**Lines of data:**
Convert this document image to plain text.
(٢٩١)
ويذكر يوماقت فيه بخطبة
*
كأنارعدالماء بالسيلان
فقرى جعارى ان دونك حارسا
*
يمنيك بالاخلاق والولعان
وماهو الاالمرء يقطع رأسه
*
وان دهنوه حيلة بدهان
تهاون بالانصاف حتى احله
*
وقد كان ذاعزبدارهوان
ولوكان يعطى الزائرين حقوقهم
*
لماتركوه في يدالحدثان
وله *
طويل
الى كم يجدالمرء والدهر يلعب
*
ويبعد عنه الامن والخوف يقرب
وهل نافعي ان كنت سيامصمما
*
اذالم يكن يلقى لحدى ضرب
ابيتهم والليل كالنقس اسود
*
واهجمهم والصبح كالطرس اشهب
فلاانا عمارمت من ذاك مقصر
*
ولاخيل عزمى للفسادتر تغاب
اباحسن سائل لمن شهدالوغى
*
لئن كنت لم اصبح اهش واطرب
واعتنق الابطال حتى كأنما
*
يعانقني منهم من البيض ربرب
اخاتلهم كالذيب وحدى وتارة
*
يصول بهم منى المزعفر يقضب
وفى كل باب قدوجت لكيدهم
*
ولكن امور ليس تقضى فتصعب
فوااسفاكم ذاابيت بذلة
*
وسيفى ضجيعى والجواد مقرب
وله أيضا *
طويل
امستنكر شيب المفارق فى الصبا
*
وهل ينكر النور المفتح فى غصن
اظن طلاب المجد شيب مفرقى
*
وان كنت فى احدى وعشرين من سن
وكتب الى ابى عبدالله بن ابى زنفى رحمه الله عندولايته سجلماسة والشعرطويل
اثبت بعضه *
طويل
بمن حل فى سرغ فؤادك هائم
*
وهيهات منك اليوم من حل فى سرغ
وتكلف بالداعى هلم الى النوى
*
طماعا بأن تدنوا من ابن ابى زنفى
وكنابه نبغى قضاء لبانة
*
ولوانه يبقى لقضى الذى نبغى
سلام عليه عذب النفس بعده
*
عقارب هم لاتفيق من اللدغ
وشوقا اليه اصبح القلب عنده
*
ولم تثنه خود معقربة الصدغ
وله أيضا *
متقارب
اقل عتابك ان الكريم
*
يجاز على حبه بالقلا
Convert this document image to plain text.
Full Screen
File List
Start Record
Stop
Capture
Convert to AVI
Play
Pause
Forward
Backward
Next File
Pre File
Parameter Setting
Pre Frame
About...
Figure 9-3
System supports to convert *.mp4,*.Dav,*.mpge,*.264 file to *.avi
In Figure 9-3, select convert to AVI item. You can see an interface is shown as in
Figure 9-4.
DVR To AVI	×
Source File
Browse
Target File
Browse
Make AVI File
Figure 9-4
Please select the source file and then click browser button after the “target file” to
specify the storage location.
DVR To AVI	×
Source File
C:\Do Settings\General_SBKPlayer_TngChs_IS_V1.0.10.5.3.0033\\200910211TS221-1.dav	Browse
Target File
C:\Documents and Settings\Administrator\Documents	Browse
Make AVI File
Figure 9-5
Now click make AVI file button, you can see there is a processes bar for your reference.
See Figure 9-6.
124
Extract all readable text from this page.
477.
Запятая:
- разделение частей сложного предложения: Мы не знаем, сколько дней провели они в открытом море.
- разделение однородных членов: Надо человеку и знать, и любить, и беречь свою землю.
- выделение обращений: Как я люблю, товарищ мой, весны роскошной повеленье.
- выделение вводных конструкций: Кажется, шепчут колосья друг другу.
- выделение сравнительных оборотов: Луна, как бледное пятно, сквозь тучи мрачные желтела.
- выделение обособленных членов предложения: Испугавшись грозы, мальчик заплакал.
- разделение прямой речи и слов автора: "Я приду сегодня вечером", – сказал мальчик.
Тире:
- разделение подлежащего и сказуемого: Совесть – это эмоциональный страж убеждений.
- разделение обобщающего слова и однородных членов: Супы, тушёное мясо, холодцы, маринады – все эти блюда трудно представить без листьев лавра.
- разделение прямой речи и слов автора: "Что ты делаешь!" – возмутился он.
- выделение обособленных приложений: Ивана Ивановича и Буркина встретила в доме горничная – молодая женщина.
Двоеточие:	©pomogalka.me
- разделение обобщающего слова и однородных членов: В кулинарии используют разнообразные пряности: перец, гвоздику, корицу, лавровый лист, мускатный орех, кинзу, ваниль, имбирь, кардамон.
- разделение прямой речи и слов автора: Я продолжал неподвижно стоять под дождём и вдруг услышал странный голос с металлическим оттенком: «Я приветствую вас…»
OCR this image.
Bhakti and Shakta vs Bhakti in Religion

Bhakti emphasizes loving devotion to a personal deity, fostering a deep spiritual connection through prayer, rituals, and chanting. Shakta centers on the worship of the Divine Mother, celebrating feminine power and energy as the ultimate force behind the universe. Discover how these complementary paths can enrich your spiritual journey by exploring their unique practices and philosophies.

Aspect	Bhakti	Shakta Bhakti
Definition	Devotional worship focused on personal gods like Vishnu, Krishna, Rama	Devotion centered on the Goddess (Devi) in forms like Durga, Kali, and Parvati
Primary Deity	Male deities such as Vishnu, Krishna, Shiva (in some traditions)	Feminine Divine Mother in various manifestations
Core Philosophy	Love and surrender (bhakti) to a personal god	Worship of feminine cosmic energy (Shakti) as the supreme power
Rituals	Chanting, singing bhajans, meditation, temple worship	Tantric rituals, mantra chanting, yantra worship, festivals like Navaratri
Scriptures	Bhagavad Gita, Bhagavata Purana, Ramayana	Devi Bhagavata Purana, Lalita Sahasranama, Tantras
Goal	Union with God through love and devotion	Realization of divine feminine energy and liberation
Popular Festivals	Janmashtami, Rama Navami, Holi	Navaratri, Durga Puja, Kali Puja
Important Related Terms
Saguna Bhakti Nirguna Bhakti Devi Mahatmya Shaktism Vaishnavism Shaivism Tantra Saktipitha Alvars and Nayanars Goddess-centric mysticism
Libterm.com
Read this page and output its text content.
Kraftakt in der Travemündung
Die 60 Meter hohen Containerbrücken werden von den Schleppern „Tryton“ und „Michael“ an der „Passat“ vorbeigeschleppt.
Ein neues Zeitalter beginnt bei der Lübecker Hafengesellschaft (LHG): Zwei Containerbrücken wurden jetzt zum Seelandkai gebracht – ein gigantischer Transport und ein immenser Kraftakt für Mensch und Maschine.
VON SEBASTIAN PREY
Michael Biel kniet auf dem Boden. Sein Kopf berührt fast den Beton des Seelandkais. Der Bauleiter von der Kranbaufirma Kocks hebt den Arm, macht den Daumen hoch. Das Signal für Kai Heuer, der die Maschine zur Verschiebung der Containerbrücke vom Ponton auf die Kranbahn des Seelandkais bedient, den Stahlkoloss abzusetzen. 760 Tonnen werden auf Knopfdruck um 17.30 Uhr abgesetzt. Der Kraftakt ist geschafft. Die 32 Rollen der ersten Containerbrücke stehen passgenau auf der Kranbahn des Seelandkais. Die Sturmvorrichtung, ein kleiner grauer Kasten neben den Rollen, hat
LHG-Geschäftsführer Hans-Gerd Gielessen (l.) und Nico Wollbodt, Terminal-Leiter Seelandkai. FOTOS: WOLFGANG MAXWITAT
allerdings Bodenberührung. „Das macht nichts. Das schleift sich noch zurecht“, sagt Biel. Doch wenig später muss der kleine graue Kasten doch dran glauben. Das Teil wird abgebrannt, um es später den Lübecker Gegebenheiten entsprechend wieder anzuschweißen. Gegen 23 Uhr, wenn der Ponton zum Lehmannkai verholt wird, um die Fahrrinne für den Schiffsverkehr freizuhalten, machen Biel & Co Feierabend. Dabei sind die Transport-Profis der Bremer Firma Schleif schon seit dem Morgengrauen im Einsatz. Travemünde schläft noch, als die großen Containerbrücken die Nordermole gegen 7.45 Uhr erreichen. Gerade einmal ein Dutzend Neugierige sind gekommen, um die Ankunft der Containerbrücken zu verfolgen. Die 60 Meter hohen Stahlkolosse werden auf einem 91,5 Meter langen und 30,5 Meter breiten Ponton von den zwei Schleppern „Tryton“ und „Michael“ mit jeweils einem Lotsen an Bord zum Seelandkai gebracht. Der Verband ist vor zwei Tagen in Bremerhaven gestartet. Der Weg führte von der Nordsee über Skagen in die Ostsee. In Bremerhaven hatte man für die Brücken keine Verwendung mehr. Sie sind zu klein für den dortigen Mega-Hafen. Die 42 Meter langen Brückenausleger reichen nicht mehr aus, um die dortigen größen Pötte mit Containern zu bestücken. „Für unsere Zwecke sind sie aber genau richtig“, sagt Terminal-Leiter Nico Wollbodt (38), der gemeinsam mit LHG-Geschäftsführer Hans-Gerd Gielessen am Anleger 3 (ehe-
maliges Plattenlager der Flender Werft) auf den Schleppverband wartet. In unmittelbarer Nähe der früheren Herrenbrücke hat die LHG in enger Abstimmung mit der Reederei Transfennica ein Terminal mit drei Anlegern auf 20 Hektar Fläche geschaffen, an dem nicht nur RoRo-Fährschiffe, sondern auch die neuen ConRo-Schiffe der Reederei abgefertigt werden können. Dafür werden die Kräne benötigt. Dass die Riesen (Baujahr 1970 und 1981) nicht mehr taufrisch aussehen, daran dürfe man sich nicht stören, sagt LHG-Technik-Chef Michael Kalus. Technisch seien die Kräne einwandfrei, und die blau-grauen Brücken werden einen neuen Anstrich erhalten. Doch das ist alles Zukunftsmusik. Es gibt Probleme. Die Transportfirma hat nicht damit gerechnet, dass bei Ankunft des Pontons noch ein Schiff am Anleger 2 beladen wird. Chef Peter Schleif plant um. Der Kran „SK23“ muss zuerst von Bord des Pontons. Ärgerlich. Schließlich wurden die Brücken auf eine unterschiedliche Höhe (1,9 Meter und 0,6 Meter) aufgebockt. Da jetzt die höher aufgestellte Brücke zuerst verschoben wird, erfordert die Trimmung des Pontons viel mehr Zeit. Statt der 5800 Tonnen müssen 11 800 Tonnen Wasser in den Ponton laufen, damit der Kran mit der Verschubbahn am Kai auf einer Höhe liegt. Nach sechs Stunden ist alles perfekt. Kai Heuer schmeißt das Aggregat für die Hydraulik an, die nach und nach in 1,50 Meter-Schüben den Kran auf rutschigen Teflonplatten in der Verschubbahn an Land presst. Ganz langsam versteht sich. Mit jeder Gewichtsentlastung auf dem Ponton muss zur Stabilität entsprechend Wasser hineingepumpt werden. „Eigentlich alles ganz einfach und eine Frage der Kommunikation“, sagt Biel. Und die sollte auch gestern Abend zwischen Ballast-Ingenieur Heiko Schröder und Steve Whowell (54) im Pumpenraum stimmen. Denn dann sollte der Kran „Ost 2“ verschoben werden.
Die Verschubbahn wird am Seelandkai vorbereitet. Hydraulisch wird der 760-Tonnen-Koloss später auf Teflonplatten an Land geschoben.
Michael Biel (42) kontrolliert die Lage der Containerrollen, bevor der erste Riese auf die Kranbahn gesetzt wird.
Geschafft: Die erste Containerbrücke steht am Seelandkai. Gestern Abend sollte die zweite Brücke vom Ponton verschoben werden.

**What the task requires:** Count the lines in the material above where the string "energy" appears, then state only that count.

**Output for this exercise:** 3